--- Start ---
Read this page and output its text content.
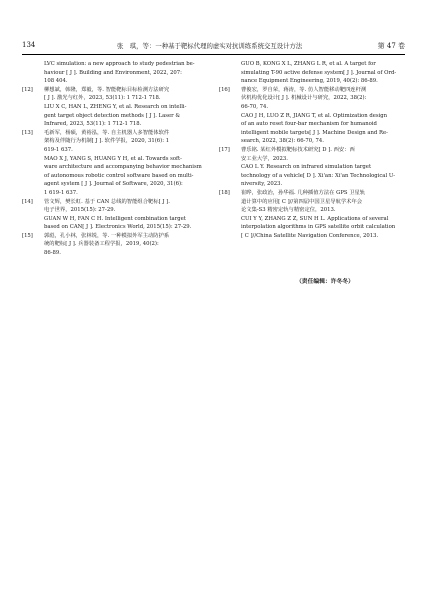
134	张　琪，等：一种基于靶标代理的虚实对抗训练系统交互设计方法	第 47 卷
LVC simulation: a new approach to study pedestrian be-
haviour [ J ]. Building and Environment, 2022, 207:
108 404.
[12]	柳想斌，韩隆，郑毅，等. 智能靶标目标检测方法研究
[ J ]. 激光与红外，2023, 53(11): 1 712-1 718.
LIU X C, HAN L, ZHENG Y, et al. Research on intelli-
gent target object detection methods [ J ]. Laser &
Infrared, 2023, 53(11): 1 712-1 718.
[13]	毛新军，杨硕，黄裕泓，等. 自主机器人多智能体软件
架构及伴随行为机制[ J ]. 软件学报，2020, 31(6): 1
619-1 637.
MAO X J, YANG S, HUANG Y H, et al. Towards soft-
ware architecture and accompanying behavior mechanism
of autonomous robotic control software based on multi-
agent system [ J ]. Journal of Software, 2020, 31(6):
1 619-1 637.
[14]	管文辉，樊长虹. 基于 CAN 总线的智能组合靶标[ J ].
电子世界，2015(15): 27-29.
GUAN W H, FAN C H. Intelligent combination target
based on CAN[ J ]. Electronics World, 2015(15): 27-29.
[15]	郭彪，孔小林，张林锐，等. 一种模拟外军主动防护系
统的靶标[ J ]. 兵器装备工程学报，2019, 40(2):
86-89.
GUO B, KONG X L, ZHANG L R, et al. A target for
simulating T-90 active defense system[ J ]. Journal of Ord-
nance Equipment Engineering, 2019, 40(2): 86-89.
[16]	曹俊宏，罗自荣，蒋涛，等. 仿人智能移动靶四连杆测
伏机构优化设计[ J ]. 机械设计与研究，2022, 38(2):
66-70, 74.
CAO J H, LUO Z R, JIANG T, et al. Optimization design
of an auto reset four-bar mechanism for humanoid
intelligent mobile targets[ J ]. Machine Design and Re-
search, 2022, 38(2): 66-70, 74.
[17]	曹乐铭. 某红外模拟靶标技术研究[ D ]. 西安：西
安工业大学，2023.
CAO L Y. Research on infrared simulation target
technology of a vehicle[ D ]. Xi'an: Xi'an Technological U-
niversity, 2023.
[18]	崔晔，张政治，孙华福. 几种插值方法在 GPS 卫星轨
道计算中的应用[ C ]//第四届中国卫星导航学术年会
论文集-S3 精密定轨与精密定位，2013.
CUI Y Y, ZHANG Z Z, SUN H L. Applications of several
interpolation algorithms in GPS satellite orbit calculation
[ C ]//China Satellite Navigation Conference, 2013.
（责任编辑：许冬冬）
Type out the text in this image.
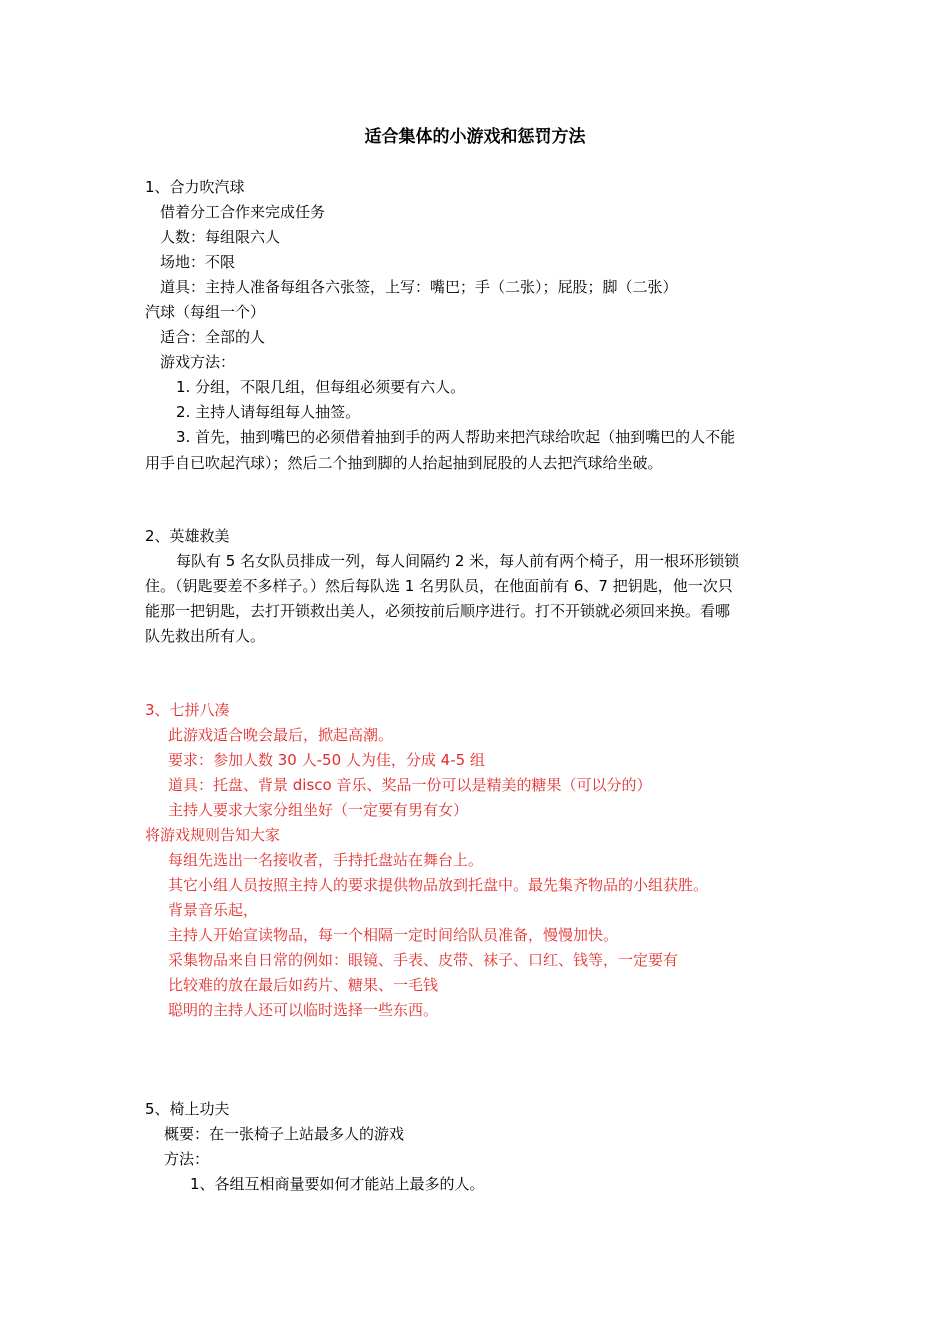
适合集体的小游戏和惩罚方法
1、合力吹汽球
借着分工合作来完成任务
人数：每组限六人
场地：不限
道具：主持人准备每组各六张签，上写：嘴巴；手（二张）；屁股；脚（二张）
汽球（每组一个）
适合：全部的人
游戏方法：
1. 分组，不限几组，但每组必须要有六人。
2. 主持人请每组每人抽签。
3. 首先，抽到嘴巴的必须借着抽到手的两人帮助来把汽球给吹起（抽到嘴巴的人不能
用手自已吹起汽球）；然后二个抽到脚的人抬起抽到屁股的人去把汽球给坐破。
2、英雄救美
每队有 5 名女队员排成一列，每人间隔约 2 米，每人前有两个椅子，用一根环形锁锁
住。（钥匙要差不多样子。）然后每队选 1 名男队员，在他面前有 6、7 把钥匙，他一次只
能那一把钥匙，去打开锁救出美人，必须按前后顺序进行。打不开锁就必须回来换。看哪
队先救出所有人。
3、七拼八凑
此游戏适合晚会最后，掀起高潮。
要求：参加人数 30 人-50 人为佳，分成 4-5 组
道具：托盘、背景 disco 音乐、奖品一份可以是精美的糖果（可以分的）
主持人要求大家分组坐好（一定要有男有女）
将游戏规则告知大家
每组先选出一名接收者，手持托盘站在舞台上。
其它小组人员按照主持人的要求提供物品放到托盘中。最先集齐物品的小组获胜。
背景音乐起，
主持人开始宣读物品，每一个相隔一定时间给队员准备，慢慢加快。
采集物品来自日常的例如：眼镜、手表、皮带、袜子、口红、钱等，一定要有
比较难的放在最后如药片、糖果、一毛钱
聪明的主持人还可以临时选择一些东西。
5、椅上功夫
概要：在一张椅子上站最多人的游戏
方法：
1、各组互相商量要如何才能站上最多的人。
--- End ---
WHAT IS BEING ASKED :: From the line containing "Type out the text in this image." down to the last line of the entries above, copy each line exactly and nothing more. Leave pictures out.

EXERCISE RESULT ::
Type out the text in this image.
适合集体的小游戏和惩罚方法
1、合力吹汽球
借着分工合作来完成任务
人数：每组限六人
场地：不限
道具：主持人准备每组各六张签，上写：嘴巴；手（二张）；屁股；脚（二张）
汽球（每组一个）
适合：全部的人
游戏方法：
1. 分组，不限几组，但每组必须要有六人。
2. 主持人请每组每人抽签。
3. 首先，抽到嘴巴的必须借着抽到手的两人帮助来把汽球给吹起（抽到嘴巴的人不能
用手自已吹起汽球）；然后二个抽到脚的人抬起抽到屁股的人去把汽球给坐破。
2、英雄救美
每队有 5 名女队员排成一列，每人间隔约 2 米，每人前有两个椅子，用一根环形锁锁
住。（钥匙要差不多样子。）然后每队选 1 名男队员，在他面前有 6、7 把钥匙，他一次只
能那一把钥匙，去打开锁救出美人，必须按前后顺序进行。打不开锁就必须回来换。看哪
队先救出所有人。
3、七拼八凑
此游戏适合晚会最后，掀起高潮。
要求：参加人数 30 人-50 人为佳，分成 4-5 组
道具：托盘、背景 disco 音乐、奖品一份可以是精美的糖果（可以分的）
主持人要求大家分组坐好（一定要有男有女）
将游戏规则告知大家
每组先选出一名接收者，手持托盘站在舞台上。
其它小组人员按照主持人的要求提供物品放到托盘中。最先集齐物品的小组获胜。
背景音乐起，
主持人开始宣读物品，每一个相隔一定时间给队员准备，慢慢加快。
采集物品来自日常的例如：眼镜、手表、皮带、袜子、口红、钱等，一定要有
比较难的放在最后如药片、糖果、一毛钱
聪明的主持人还可以临时选择一些东西。
5、椅上功夫
概要：在一张椅子上站最多人的游戏
方法：
1、各组互相商量要如何才能站上最多的人。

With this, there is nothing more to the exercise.